**Task to complete**. Check each line of the listing for the word "voller" and report how many lines contain it, giving nothing but the number.

Dataset items:
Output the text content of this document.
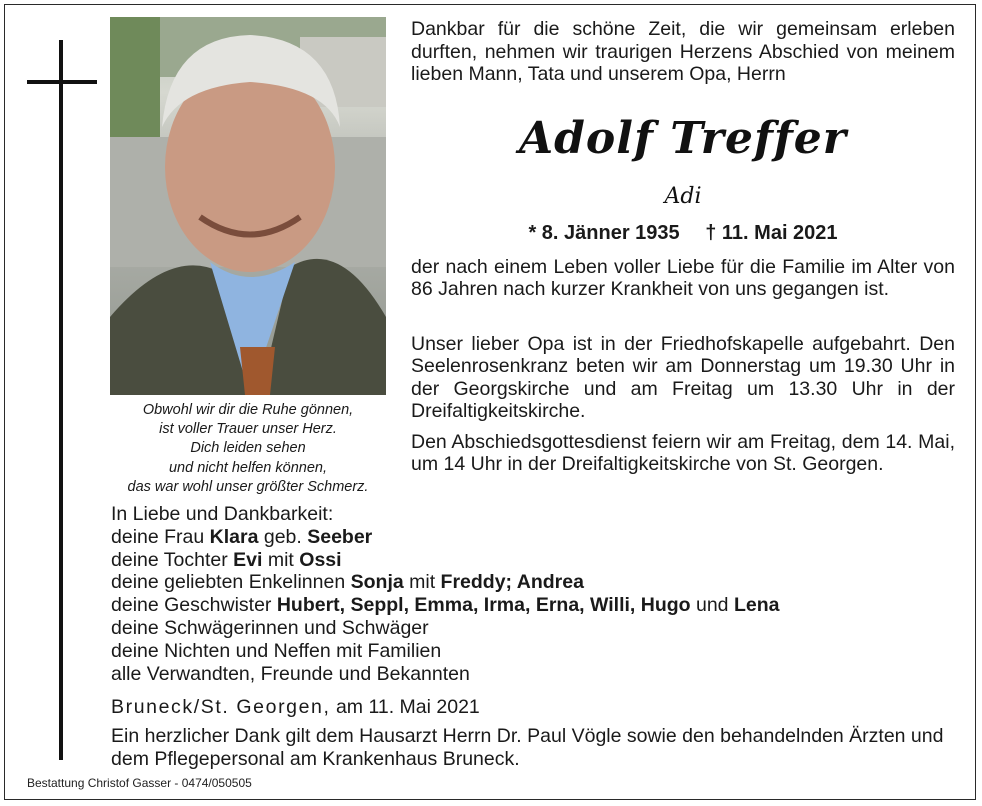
Obwohl wir dir die Ruhe gönnen,
ist voller Trauer unser Herz.
Dich leiden sehen
und nicht helfen können,
das war wohl unser größter Schmerz.
Dankbar für die schöne Zeit, die wir gemeinsam erleben durften, nehmen wir traurigen Herzens Abschied von meinem lieben Mann, Tata und unserem Opa, Herrn
Adolf Treffer
Adi
* 8. Jänner 1935 † 11. Mai 2021
der nach einem Leben voller Liebe für die Familie im Alter von 86 Jahren nach kurzer Krankheit von uns gegangen ist.
Unser lieber Opa ist in der Friedhofskapelle aufgebahrt. Den Seelenrosenkranz beten wir am Donnerstag um 19.30 Uhr in der Georgskirche und am Freitag um 13.30 Uhr in der Dreifaltigkeitskirche.
Den Abschiedsgottesdienst feiern wir am Freitag, dem 14. Mai, um 14 Uhr in der Dreifaltigkeitskirche von St. Georgen.
In Liebe und Dankbarkeit:
deine Frau Klara geb. Seeber
deine Tochter Evi mit Ossi
deine geliebten Enkelinnen Sonja mit Freddy; Andrea
deine Geschwister Hubert, Seppl, Emma, Irma, Erna, Willi, Hugo und Lena
deine Schwägerinnen und Schwäger
deine Nichten und Neffen mit Familien
alle Verwandten, Freunde und Bekannten
Bruneck/St. Georgen, am 11. Mai 2021
Ein herzlicher Dank gilt dem Hausarzt Herrn Dr. Paul Vögle sowie den behandelnden Ärzten und dem Pflegepersonal am Krankenhaus Bruneck.
Bestattung Christof Gasser - 0474/050505
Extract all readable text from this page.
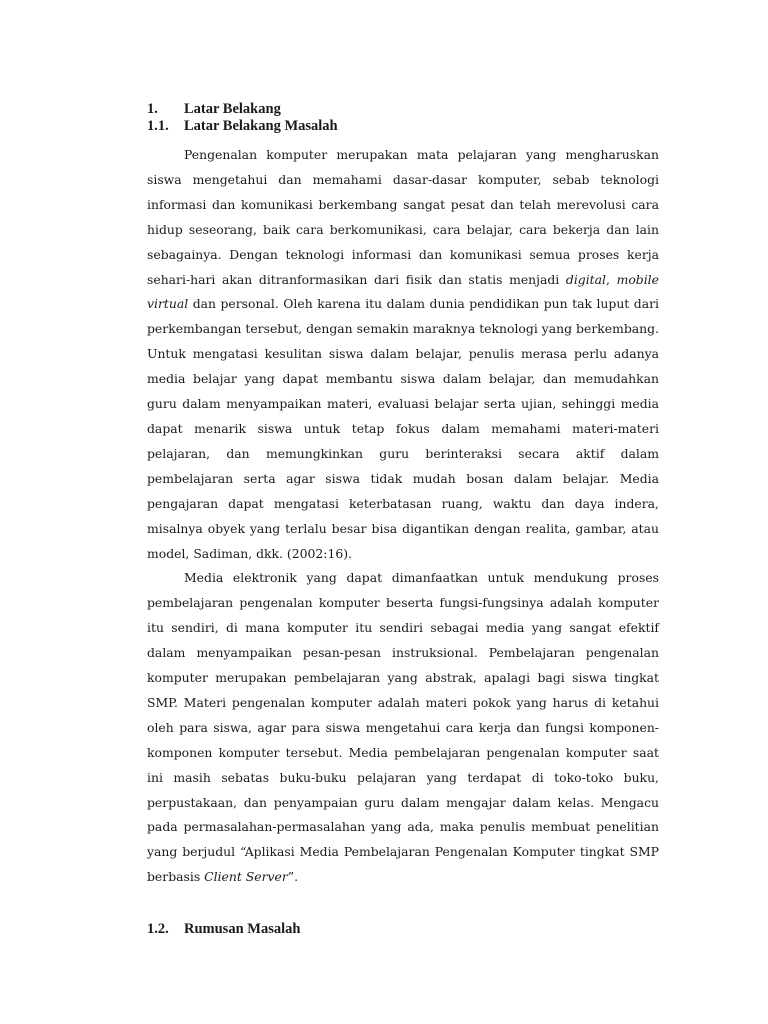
1.	Latar Belakang
1.1.	Latar Belakang Masalah

Pengenalan komputer merupakan mata pelajaran yang mengharuskan siswa mengetahui dan memahami dasar-dasar komputer, sebab teknologi informasi dan komunikasi berkembang sangat pesat dan telah merevolusi cara hidup seseorang, baik cara berkomunikasi, cara belajar, cara bekerja dan lain sebagainya. Dengan teknologi informasi dan komunikasi semua proses kerja sehari-hari akan ditranformasikan dari fisik dan statis menjadi digital, mobile virtual dan personal. Oleh karena itu dalam dunia pendidikan pun tak luput dari perkembangan tersebut, dengan semakin maraknya teknologi yang berkembang. Untuk mengatasi kesulitan siswa dalam belajar, penulis merasa perlu adanya media belajar yang dapat membantu siswa dalam belajar, dan memudahkan guru dalam menyampaikan materi, evaluasi belajar serta ujian, sehinggi media dapat menarik siswa untuk tetap fokus dalam memahami materi-materi pelajaran, dan memungkinkan guru berinteraksi secara aktif dalam pembelajaran serta agar siswa tidak mudah bosan dalam belajar. Media pengajaran dapat mengatasi keterbatasan ruang, waktu dan daya indera, misalnya obyek yang terlalu besar bisa digantikan dengan realita, gambar, atau model, Sadiman, dkk. (2002:16).

Media elektronik yang dapat dimanfaatkan untuk mendukung proses pembelajaran pengenalan komputer beserta fungsi-fungsinya adalah komputer itu sendiri, di mana komputer itu sendiri sebagai media yang sangat efektif dalam menyampaikan pesan-pesan instruksional. Pembelajaran pengenalan komputer merupakan pembelajaran yang abstrak, apalagi bagi siswa tingkat SMP. Materi pengenalan komputer adalah materi pokok yang harus di ketahui oleh para siswa, agar para siswa mengetahui cara kerja dan fungsi komponen-komponen komputer tersebut. Media pembelajaran pengenalan komputer saat ini masih sebatas buku-buku pelajaran yang terdapat di toko-toko buku, perpustakaan, dan penyampaian guru dalam mengajar dalam kelas. Mengacu pada permasalahan-permasalahan yang ada, maka penulis membuat penelitian yang berjudul “Aplikasi Media Pembelajaran Pengenalan Komputer tingkat SMP berbasis Client Server”.

1.2.	Rumusan Masalah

**Exercise output**. 2